• [What you will do] Restate, word for word, every line of the data.
==== Rows ====
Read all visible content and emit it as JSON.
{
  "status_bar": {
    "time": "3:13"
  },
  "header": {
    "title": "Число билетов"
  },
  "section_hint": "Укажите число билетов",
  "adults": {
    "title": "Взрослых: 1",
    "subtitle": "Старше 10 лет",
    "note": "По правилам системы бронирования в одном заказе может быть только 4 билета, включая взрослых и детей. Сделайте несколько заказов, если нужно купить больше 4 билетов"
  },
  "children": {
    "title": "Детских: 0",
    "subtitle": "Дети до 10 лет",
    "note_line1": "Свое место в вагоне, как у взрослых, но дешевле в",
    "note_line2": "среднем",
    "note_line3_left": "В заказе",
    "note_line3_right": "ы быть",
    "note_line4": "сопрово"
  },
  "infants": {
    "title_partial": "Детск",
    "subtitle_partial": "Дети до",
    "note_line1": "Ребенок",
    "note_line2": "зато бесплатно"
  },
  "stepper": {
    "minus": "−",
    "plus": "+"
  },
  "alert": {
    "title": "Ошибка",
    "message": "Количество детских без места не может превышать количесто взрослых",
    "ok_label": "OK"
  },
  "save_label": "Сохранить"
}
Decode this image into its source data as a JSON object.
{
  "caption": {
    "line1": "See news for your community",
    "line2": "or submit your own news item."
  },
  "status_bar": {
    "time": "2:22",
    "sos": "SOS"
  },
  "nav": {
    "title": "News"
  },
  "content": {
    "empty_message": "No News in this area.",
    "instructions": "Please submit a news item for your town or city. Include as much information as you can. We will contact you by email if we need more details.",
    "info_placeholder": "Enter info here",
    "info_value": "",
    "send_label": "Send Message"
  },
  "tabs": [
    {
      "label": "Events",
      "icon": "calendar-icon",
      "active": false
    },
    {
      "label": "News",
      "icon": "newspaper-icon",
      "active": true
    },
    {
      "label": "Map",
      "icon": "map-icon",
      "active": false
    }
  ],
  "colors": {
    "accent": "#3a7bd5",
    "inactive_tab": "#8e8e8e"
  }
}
====
• [Reply]
Read all visible content and emit it as JSON.
{
  "status_bar": {
    "time": "3:13"
  },
  "header": {
    "title": "Число билетов"
  },
  "section_hint": "Укажите число билетов",
  "adults": {
    "title": "Взрослых: 1",
    "subtitle": "Старше 10 лет",
    "note": "По правилам системы бронирования в одном заказе может быть только 4 билета, включая взрослых и детей. Сделайте несколько заказов, если нужно купить больше 4 билетов"
  },
  "children": {
    "title": "Детских: 0",
    "subtitle": "Дети до 10 лет",
    "note_line1": "Свое место в вагоне, как у взрослых, но дешевле в",
    "note_line2": "среднем",
    "note_line3_left": "В заказе",
    "note_line3_right": "ы быть",
    "note_line4": "сопрово"
  },
  "infants": {
    "title_partial": "Детск",
    "subtitle_partial": "Дети до",
    "note_line1": "Ребенок",
    "note_line2": "зато бесплатно"
  },
  "stepper": {
    "minus": "−",
    "plus": "+"
  },
  "alert": {
    "title": "Ошибка",
    "message": "Количество детских без места не может превышать количесто взрослых",
    "ok_label": "OK"
  },
  "save_label": "Сохранить"
}
Decode this image into its source data as a JSON object.
{
  "caption": {
    "line1": "See news for your community",
    "line2": "or submit your own news item."
  },
  "status_bar": {
    "time": "2:22",
    "sos": "SOS"
  },
  "nav": {
    "title": "News"
  },
  "content": {
    "empty_message": "No News in this area.",
    "instructions": "Please submit a news item for your town or city. Include as much information as you can. We will contact you by email if we need more details.",
    "info_placeholder": "Enter info here",
    "info_value": "",
    "send_label": "Send Message"
  },
  "tabs": [
    {
      "label": "Events",
      "icon": "calendar-icon",
      "active": false
    },
    {
      "label": "News",
      "icon": "newspaper-icon",
      "active": true
    },
    {
      "label": "Map",
      "icon": "map-icon",
      "active": false
    }
  ],
  "colors": {
    "accent": "#3a7bd5",
    "inactive_tab": "#8e8e8e"
  }
}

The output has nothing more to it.